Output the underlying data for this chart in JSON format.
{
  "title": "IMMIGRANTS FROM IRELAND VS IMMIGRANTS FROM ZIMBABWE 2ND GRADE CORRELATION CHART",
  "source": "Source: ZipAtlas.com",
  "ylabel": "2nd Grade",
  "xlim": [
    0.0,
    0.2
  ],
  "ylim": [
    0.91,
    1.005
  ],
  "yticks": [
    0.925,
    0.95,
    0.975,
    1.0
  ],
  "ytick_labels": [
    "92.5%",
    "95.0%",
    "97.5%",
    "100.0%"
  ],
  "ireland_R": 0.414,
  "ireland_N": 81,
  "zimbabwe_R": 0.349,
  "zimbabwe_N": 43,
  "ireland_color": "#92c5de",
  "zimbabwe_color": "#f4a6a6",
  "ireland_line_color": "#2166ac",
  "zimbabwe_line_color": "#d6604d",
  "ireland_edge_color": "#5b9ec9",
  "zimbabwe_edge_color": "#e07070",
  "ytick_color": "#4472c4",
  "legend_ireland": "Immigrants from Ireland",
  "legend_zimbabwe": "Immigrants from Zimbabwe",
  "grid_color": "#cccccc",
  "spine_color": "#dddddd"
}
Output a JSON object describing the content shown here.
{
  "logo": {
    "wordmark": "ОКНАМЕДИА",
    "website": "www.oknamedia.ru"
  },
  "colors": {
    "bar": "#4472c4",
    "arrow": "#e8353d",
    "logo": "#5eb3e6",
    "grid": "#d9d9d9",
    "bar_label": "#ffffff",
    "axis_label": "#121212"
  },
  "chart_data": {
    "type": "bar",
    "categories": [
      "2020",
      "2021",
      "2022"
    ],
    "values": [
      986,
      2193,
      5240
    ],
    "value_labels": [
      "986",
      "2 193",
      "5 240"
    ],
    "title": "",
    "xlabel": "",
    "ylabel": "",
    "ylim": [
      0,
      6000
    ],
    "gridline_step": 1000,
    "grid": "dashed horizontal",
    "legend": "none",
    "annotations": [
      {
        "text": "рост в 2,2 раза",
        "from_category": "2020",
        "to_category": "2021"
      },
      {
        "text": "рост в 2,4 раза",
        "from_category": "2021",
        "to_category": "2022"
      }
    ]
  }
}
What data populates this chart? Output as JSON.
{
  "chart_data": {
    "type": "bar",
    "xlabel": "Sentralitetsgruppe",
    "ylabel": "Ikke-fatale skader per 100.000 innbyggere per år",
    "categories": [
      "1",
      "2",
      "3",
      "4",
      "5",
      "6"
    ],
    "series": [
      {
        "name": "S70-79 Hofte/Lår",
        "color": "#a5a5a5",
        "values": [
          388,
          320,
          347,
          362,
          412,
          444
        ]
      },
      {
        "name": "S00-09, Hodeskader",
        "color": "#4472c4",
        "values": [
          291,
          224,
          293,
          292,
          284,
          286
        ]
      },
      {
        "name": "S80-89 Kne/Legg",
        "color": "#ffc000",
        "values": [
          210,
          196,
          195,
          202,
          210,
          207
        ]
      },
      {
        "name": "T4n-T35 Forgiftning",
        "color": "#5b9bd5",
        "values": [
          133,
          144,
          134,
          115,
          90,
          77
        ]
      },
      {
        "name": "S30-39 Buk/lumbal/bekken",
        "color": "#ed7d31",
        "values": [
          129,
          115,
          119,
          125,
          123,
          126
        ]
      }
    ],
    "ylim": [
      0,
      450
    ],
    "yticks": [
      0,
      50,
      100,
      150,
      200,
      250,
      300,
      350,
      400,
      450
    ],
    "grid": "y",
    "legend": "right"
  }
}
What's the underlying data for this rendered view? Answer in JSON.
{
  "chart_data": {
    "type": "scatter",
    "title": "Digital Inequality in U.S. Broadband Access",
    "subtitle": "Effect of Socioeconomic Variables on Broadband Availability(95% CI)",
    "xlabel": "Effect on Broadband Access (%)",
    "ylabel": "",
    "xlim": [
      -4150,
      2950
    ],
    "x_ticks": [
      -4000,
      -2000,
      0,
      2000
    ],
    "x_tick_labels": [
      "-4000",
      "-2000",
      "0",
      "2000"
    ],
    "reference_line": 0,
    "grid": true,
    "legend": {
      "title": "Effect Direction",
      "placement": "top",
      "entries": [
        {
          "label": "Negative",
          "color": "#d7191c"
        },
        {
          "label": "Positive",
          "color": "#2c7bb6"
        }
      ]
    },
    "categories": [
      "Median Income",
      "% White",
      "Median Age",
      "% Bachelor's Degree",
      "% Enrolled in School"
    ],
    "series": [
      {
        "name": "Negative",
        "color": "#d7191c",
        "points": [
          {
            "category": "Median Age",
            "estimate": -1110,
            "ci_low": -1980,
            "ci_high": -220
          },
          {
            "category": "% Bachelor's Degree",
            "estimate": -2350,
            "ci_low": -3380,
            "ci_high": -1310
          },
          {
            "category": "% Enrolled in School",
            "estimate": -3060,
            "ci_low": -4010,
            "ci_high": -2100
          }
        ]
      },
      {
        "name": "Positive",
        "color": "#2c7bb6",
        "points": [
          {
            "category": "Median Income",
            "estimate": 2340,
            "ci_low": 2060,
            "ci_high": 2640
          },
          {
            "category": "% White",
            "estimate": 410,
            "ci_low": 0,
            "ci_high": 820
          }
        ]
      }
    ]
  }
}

---+---

- **TASK TO COMPLETE**:
Restate every entry word for word.

- **RESPONSE TO THIS TASK**:
Output the underlying data for this chart in JSON format.
{
  "title": "IMMIGRANTS FROM IRELAND VS IMMIGRANTS FROM ZIMBABWE 2ND GRADE CORRELATION CHART",
  "source": "Source: ZipAtlas.com",
  "ylabel": "2nd Grade",
  "xlim": [
    0.0,
    0.2
  ],
  "ylim": [
    0.91,
    1.005
  ],
  "yticks": [
    0.925,
    0.95,
    0.975,
    1.0
  ],
  "ytick_labels": [
    "92.5%",
    "95.0%",
    "97.5%",
    "100.0%"
  ],
  "ireland_R": 0.414,
  "ireland_N": 81,
  "zimbabwe_R": 0.349,
  "zimbabwe_N": 43,
  "ireland_color": "#92c5de",
  "zimbabwe_color": "#f4a6a6",
  "ireland_line_color": "#2166ac",
  "zimbabwe_line_color": "#d6604d",
  "ireland_edge_color": "#5b9ec9",
  "zimbabwe_edge_color": "#e07070",
  "ytick_color": "#4472c4",
  "legend_ireland": "Immigrants from Ireland",
  "legend_zimbabwe": "Immigrants from Zimbabwe",
  "grid_color": "#cccccc",
  "spine_color": "#dddddd"
}
Output a JSON object describing the content shown here.
{
  "logo": {
    "wordmark": "ОКНАМЕДИА",
    "website": "www.oknamedia.ru"
  },
  "colors": {
    "bar": "#4472c4",
    "arrow": "#e8353d",
    "logo": "#5eb3e6",
    "grid": "#d9d9d9",
    "bar_label": "#ffffff",
    "axis_label": "#121212"
  },
  "chart_data": {
    "type": "bar",
    "categories": [
      "2020",
      "2021",
      "2022"
    ],
    "values": [
      986,
      2193,
      5240
    ],
    "value_labels": [
      "986",
      "2 193",
      "5 240"
    ],
    "title": "",
    "xlabel": "",
    "ylabel": "",
    "ylim": [
      0,
      6000
    ],
    "gridline_step": 1000,
    "grid": "dashed horizontal",
    "legend": "none",
    "annotations": [
      {
        "text": "рост в 2,2 раза",
        "from_category": "2020",
        "to_category": "2021"
      },
      {
        "text": "рост в 2,4 раза",
        "from_category": "2021",
        "to_category": "2022"
      }
    ]
  }
}
What data populates this chart? Output as JSON.
{
  "chart_data": {
    "type": "bar",
    "xlabel": "Sentralitetsgruppe",
    "ylabel": "Ikke-fatale skader per 100.000 innbyggere per år",
    "categories": [
      "1",
      "2",
      "3",
      "4",
      "5",
      "6"
    ],
    "series": [
      {
        "name": "S70-79 Hofte/Lår",
        "color": "#a5a5a5",
        "values": [
          388,
          320,
          347,
          362,
          412,
          444
        ]
      },
      {
        "name": "S00-09, Hodeskader",
        "color": "#4472c4",
        "values": [
          291,
          224,
          293,
          292,
          284,
          286
        ]
      },
      {
        "name": "S80-89 Kne/Legg",
        "color": "#ffc000",
        "values": [
          210,
          196,
          195,
          202,
          210,
          207
        ]
      },
      {
        "name": "T4n-T35 Forgiftning",
        "color": "#5b9bd5",
        "values": [
          133,
          144,
          134,
          115,
          90,
          77
        ]
      },
      {
        "name": "S30-39 Buk/lumbal/bekken",
        "color": "#ed7d31",
        "values": [
          129,
          115,
          119,
          125,
          123,
          126
        ]
      }
    ],
    "ylim": [
      0,
      450
    ],
    "yticks": [
      0,
      50,
      100,
      150,
      200,
      250,
      300,
      350,
      400,
      450
    ],
    "grid": "y",
    "legend": "right"
  }
}
What's the underlying data for this rendered view? Answer in JSON.
{
  "chart_data": {
    "type": "scatter",
    "title": "Digital Inequality in U.S. Broadband Access",
    "subtitle": "Effect of Socioeconomic Variables on Broadband Availability(95% CI)",
    "xlabel": "Effect on Broadband Access (%)",
    "ylabel": "",
    "xlim": [
      -4150,
      2950
    ],
    "x_ticks": [
      -4000,
      -2000,
      0,
      2000
    ],
    "x_tick_labels": [
      "-4000",
      "-2000",
      "0",
      "2000"
    ],
    "reference_line": 0,
    "grid": true,
    "legend": {
      "title": "Effect Direction",
      "placement": "top",
      "entries": [
        {
          "label": "Negative",
          "color": "#d7191c"
        },
        {
          "label": "Positive",
          "color": "#2c7bb6"
        }
      ]
    },
    "categories": [
      "Median Income",
      "% White",
      "Median Age",
      "% Bachelor's Degree",
      "% Enrolled in School"
    ],
    "series": [
      {
        "name": "Negative",
        "color": "#d7191c",
        "points": [
          {
            "category": "Median Age",
            "estimate": -1110,
            "ci_low": -1980,
            "ci_high": -220
          },
          {
            "category": "% Bachelor's Degree",
            "estimate": -2350,
            "ci_low": -3380,
            "ci_high": -1310
          },
          {
            "category": "% Enrolled in School",
            "estimate": -3060,
            "ci_low": -4010,
            "ci_high": -2100
          }
        ]
      },
      {
        "name": "Positive",
        "color": "#2c7bb6",
        "points": [
          {
            "category": "Median Income",
            "estimate": 2340,
            "ci_low": 2060,
            "ci_high": 2640
          },
          {
            "category": "% White",
            "estimate": 410,
            "ci_low": 0,
            "ci_high": 820
          }
        ]
      }
    ]
  }
}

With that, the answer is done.